What you have to do
Write out each line of the listing as it stands, without the images.
"""
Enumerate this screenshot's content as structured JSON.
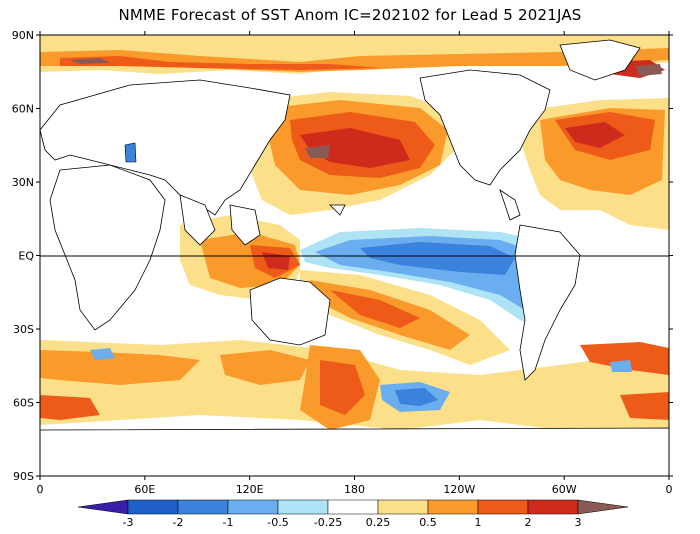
{
  "title": "NMME Forecast of SST Anom IC=202102 for Lead 5 2021JAS",
  "map": {
    "lat_labels": [
      "90N",
      "60N",
      "30N",
      "EQ",
      "30S",
      "60S",
      "90S"
    ],
    "lon_labels": [
      "0",
      "60E",
      "120E",
      "180",
      "120W",
      "60W",
      "0"
    ],
    "equator_line": true
  },
  "colorbar": {
    "labels": [
      "-3",
      "-2",
      "-1",
      "-0.5",
      "-0.25",
      "0.25",
      "0.5",
      "1",
      "2",
      "3"
    ],
    "colors": {
      "below_-3": "#3a1fa8",
      "-3_-2": "#1f5fc9",
      "-2_-1": "#3b82dc",
      "-1_-0.5": "#6aaef0",
      "-0.5_-0.25": "#aee3f5",
      "-0.25_0.25": "#ffffff",
      "0.25_0.5": "#fbe089",
      "0.5_1": "#f99a2a",
      "1_2": "#ee5a18",
      "2_3": "#cf2b1c",
      "above_3": "#8a5a56",
      "land": "#ffffff",
      "coast": "#000000"
    }
  }
}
"""
Reply to the task
Enumerate this screenshot's content as structured JSON.
{
  "title": "NMME Forecast of SST Anom IC=202102 for Lead 5 2021JAS",
  "map": {
    "lat_labels": [
      "90N",
      "60N",
      "30N",
      "EQ",
      "30S",
      "60S",
      "90S"
    ],
    "lon_labels": [
      "0",
      "60E",
      "120E",
      "180",
      "120W",
      "60W",
      "0"
    ],
    "equator_line": true
  },
  "colorbar": {
    "labels": [
      "-3",
      "-2",
      "-1",
      "-0.5",
      "-0.25",
      "0.25",
      "0.5",
      "1",
      "2",
      "3"
    ],
    "colors": {
      "below_-3": "#3a1fa8",
      "-3_-2": "#1f5fc9",
      "-2_-1": "#3b82dc",
      "-1_-0.5": "#6aaef0",
      "-0.5_-0.25": "#aee3f5",
      "-0.25_0.25": "#ffffff",
      "0.25_0.5": "#fbe089",
      "0.5_1": "#f99a2a",
      "1_2": "#ee5a18",
      "2_3": "#cf2b1c",
      "above_3": "#8a5a56",
      "land": "#ffffff",
      "coast": "#000000"
    }
  }
}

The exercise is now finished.